▶ Chart and figure data
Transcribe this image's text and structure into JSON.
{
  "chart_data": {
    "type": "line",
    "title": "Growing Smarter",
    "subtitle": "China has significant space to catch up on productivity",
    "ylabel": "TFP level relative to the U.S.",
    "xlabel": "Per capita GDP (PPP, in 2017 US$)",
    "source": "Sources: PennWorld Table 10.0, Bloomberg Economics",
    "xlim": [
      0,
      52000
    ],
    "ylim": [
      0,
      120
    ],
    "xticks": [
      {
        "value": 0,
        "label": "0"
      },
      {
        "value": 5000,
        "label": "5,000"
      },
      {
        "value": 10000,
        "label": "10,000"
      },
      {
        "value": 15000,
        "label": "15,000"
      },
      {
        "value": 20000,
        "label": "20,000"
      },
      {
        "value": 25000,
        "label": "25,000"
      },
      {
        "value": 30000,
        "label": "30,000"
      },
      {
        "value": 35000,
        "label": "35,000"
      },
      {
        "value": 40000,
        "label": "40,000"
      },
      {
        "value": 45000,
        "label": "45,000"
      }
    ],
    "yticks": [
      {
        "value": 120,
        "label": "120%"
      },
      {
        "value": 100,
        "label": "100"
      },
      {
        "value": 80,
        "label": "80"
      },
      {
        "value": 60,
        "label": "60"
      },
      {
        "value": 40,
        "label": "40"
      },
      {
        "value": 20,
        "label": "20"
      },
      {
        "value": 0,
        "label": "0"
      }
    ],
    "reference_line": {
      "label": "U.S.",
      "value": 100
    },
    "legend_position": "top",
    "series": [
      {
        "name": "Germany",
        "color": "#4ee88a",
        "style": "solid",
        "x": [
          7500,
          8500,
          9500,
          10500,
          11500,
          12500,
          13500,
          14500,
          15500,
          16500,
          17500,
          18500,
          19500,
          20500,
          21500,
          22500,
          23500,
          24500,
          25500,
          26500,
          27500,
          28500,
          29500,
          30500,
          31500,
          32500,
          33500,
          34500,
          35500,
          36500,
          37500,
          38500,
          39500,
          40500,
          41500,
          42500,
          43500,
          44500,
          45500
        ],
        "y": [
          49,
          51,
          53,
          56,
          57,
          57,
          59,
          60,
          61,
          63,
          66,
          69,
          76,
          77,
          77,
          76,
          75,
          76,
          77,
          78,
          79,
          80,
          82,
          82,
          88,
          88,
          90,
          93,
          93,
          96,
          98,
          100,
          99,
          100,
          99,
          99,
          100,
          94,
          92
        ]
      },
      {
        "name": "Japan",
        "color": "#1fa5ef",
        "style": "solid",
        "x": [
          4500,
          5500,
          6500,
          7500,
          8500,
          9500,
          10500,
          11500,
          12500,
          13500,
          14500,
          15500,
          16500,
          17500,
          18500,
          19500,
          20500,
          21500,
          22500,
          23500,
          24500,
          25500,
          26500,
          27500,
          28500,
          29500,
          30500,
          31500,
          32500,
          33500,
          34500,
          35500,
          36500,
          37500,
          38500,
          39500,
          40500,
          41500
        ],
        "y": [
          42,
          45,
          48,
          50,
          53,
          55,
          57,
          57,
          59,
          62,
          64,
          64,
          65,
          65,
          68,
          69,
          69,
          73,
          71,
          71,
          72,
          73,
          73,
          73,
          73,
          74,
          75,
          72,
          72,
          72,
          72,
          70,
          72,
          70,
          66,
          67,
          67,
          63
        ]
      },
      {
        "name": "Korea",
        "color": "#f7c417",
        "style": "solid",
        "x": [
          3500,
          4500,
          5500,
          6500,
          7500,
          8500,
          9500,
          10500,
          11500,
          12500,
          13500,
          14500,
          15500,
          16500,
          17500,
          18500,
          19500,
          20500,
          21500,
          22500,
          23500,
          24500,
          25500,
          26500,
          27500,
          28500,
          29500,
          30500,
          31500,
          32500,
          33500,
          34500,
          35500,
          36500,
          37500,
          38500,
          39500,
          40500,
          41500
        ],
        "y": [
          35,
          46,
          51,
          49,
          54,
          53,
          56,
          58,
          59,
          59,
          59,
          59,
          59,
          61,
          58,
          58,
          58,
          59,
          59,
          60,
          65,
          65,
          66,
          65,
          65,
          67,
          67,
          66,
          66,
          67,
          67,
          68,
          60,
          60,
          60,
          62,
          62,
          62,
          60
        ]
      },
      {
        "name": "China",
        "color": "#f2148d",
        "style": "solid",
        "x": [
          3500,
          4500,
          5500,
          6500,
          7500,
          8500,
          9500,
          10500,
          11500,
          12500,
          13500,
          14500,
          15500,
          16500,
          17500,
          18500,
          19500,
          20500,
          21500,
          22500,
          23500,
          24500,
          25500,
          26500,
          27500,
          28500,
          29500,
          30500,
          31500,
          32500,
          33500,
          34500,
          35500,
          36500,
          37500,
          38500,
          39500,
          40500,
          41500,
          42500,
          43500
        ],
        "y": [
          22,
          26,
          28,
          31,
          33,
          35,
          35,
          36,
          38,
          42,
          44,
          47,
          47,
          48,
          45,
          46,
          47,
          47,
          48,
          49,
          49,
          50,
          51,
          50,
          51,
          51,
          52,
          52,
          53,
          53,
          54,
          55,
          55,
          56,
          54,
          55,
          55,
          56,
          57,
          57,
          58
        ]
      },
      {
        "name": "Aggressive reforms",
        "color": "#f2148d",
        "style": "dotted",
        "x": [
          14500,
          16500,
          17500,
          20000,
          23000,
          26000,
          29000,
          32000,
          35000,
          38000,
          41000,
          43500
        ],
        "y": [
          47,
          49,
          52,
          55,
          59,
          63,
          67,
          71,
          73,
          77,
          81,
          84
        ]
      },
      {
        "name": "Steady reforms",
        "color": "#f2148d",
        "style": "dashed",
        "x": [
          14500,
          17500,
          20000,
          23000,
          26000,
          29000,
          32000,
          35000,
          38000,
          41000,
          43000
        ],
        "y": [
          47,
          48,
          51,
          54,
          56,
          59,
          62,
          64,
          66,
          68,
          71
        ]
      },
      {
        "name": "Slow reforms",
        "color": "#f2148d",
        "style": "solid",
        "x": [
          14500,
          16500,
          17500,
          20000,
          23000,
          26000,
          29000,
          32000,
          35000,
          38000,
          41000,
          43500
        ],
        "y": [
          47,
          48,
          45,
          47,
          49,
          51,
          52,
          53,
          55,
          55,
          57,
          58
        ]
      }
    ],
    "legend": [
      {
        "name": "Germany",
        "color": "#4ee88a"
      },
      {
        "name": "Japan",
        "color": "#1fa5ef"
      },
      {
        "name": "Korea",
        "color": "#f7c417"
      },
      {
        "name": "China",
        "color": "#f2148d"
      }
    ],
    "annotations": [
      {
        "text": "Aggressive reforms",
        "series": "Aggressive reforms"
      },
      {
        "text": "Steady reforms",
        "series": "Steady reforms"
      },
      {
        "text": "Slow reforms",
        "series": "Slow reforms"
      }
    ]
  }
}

▶ GOAL OF THE EXERCISE
In the records above, find the lines containing "text" and copy them.

▶ WORKED SOLUTION
Transcribe this image's text and structure into JSON.
        "text": "Aggressive reforms",
        "text": "Steady reforms",
        "text": "Slow reforms",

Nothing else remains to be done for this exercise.